-- start of Page text --

# How Much Coconut Milk Powder?



## Mom2LilMan (Nov 18, 2013)

I love to make a coconut oil/coconut milk salt soap, but I'd like to try POWDERED coconut milk.  How much to use?

I have searched and have found 1 Tbsp. ppo.  But that's 32 Tbsp. for my 32 oz. of coconut oil, which, if my math is correct, works out to be 2 cups of coconut milk.  That seems like a lot?!

I'd be willing to try a different recipe with the coconut milk powder if anyone wants to offer one, but I prefer as few ingredients as possible.

I'd appreciate any help you can offer!  THANKS!


----------



## shunt2011 (Nov 18, 2013)

At 1 Tbsp ppo it would be 2 Tbsp for 32 oz of oils.    I generally follow the instructions on the package to make it full strength and add the powder to my oils and mix the lye with water.


----------



## Mom2LilMan (Nov 19, 2013)

OMGolly!  You are right!  I knew I was doing something wrong with my math!    Thank you!

-- end of Page text --

■ Prompt ■
Translate this sentence from the coconut milk powder thread above into Spanish: "I generally follow the instructions on the package to make it full strength and add the powder to my oils and mix the lye with water."

-- start of Supplied data --

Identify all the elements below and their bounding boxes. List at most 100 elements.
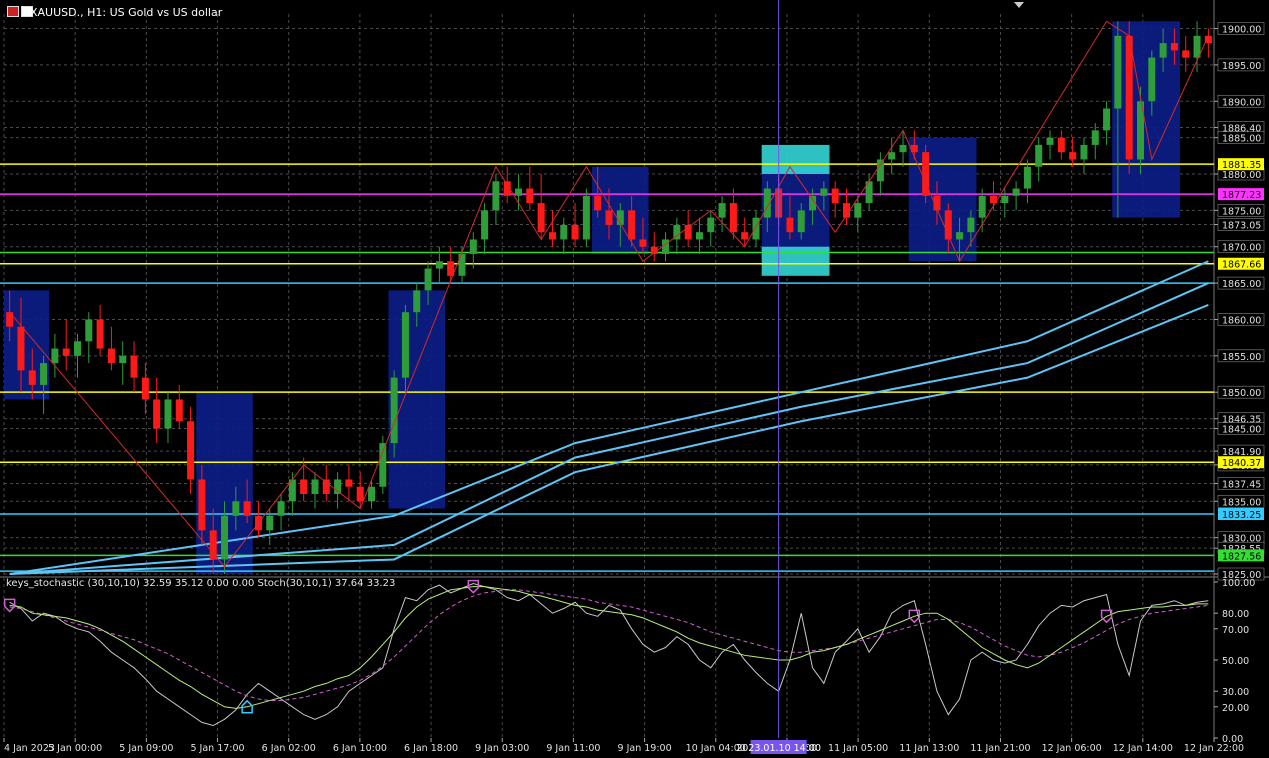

-- end of Supplied data --

■ Finished exercise ■
Por lo general sigo las instrucciones del paquete para prepararla a concentración completa, agrego el polvo a mis aceites y mezclo la sosa cáustica con agua.